### Given data
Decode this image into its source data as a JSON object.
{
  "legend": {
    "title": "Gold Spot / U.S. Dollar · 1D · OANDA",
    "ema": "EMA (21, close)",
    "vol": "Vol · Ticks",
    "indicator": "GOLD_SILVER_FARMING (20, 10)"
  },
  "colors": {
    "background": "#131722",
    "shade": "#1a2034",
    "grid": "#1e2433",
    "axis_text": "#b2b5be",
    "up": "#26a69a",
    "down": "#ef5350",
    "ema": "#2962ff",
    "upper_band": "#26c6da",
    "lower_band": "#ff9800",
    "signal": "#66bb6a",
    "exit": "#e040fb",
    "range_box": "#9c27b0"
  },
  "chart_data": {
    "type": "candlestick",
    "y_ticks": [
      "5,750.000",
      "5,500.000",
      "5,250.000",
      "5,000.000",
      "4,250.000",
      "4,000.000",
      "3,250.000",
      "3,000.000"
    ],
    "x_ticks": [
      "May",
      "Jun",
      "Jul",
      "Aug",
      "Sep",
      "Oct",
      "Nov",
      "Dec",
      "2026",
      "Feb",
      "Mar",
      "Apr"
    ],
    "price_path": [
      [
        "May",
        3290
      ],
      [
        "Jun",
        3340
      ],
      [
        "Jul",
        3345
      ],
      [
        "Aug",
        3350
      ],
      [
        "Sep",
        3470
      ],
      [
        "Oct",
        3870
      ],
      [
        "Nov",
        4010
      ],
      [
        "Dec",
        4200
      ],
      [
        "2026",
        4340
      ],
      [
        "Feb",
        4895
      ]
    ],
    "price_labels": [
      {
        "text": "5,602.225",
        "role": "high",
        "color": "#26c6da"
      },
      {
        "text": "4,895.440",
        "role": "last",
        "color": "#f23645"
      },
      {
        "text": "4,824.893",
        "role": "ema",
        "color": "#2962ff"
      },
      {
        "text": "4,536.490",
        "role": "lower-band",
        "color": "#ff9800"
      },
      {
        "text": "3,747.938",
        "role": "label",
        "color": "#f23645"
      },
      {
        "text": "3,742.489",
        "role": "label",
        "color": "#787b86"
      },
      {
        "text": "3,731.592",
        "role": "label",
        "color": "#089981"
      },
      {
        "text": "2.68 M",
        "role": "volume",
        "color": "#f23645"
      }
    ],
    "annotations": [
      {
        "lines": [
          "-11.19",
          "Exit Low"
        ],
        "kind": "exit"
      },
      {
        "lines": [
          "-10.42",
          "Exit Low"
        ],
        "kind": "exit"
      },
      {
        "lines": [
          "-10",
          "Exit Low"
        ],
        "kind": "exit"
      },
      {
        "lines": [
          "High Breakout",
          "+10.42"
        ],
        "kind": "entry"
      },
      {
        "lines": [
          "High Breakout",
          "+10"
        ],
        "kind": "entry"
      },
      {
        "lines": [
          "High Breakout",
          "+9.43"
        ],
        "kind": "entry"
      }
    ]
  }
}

### Goal
Copy out the whole listing exactly.

### Expected answer
Decode this image into its source data as a JSON object.
{
  "legend": {
    "title": "Gold Spot / U.S. Dollar · 1D · OANDA",
    "ema": "EMA (21, close)",
    "vol": "Vol · Ticks",
    "indicator": "GOLD_SILVER_FARMING (20, 10)"
  },
  "colors": {
    "background": "#131722",
    "shade": "#1a2034",
    "grid": "#1e2433",
    "axis_text": "#b2b5be",
    "up": "#26a69a",
    "down": "#ef5350",
    "ema": "#2962ff",
    "upper_band": "#26c6da",
    "lower_band": "#ff9800",
    "signal": "#66bb6a",
    "exit": "#e040fb",
    "range_box": "#9c27b0"
  },
  "chart_data": {
    "type": "candlestick",
    "y_ticks": [
      "5,750.000",
      "5,500.000",
      "5,250.000",
      "5,000.000",
      "4,250.000",
      "4,000.000",
      "3,250.000",
      "3,000.000"
    ],
    "x_ticks": [
      "May",
      "Jun",
      "Jul",
      "Aug",
      "Sep",
      "Oct",
      "Nov",
      "Dec",
      "2026",
      "Feb",
      "Mar",
      "Apr"
    ],
    "price_path": [
      [
        "May",
        3290
      ],
      [
        "Jun",
        3340
      ],
      [
        "Jul",
        3345
      ],
      [
        "Aug",
        3350
      ],
      [
        "Sep",
        3470
      ],
      [
        "Oct",
        3870
      ],
      [
        "Nov",
        4010
      ],
      [
        "Dec",
        4200
      ],
      [
        "2026",
        4340
      ],
      [
        "Feb",
        4895
      ]
    ],
    "price_labels": [
      {
        "text": "5,602.225",
        "role": "high",
        "color": "#26c6da"
      },
      {
        "text": "4,895.440",
        "role": "last",
        "color": "#f23645"
      },
      {
        "text": "4,824.893",
        "role": "ema",
        "color": "#2962ff"
      },
      {
        "text": "4,536.490",
        "role": "lower-band",
        "color": "#ff9800"
      },
      {
        "text": "3,747.938",
        "role": "label",
        "color": "#f23645"
      },
      {
        "text": "3,742.489",
        "role": "label",
        "color": "#787b86"
      },
      {
        "text": "3,731.592",
        "role": "label",
        "color": "#089981"
      },
      {
        "text": "2.68 M",
        "role": "volume",
        "color": "#f23645"
      }
    ],
    "annotations": [
      {
        "lines": [
          "-11.19",
          "Exit Low"
        ],
        "kind": "exit"
      },
      {
        "lines": [
          "-10.42",
          "Exit Low"
        ],
        "kind": "exit"
      },
      {
        "lines": [
          "-10",
          "Exit Low"
        ],
        "kind": "exit"
      },
      {
        "lines": [
          "High Breakout",
          "+10.42"
        ],
        "kind": "entry"
      },
      {
        "lines": [
          "High Breakout",
          "+10"
        ],
        "kind": "entry"
      },
      {
        "lines": [
          "High Breakout",
          "+9.43"
        ],
        "kind": "entry"
      }
    ]
  }
}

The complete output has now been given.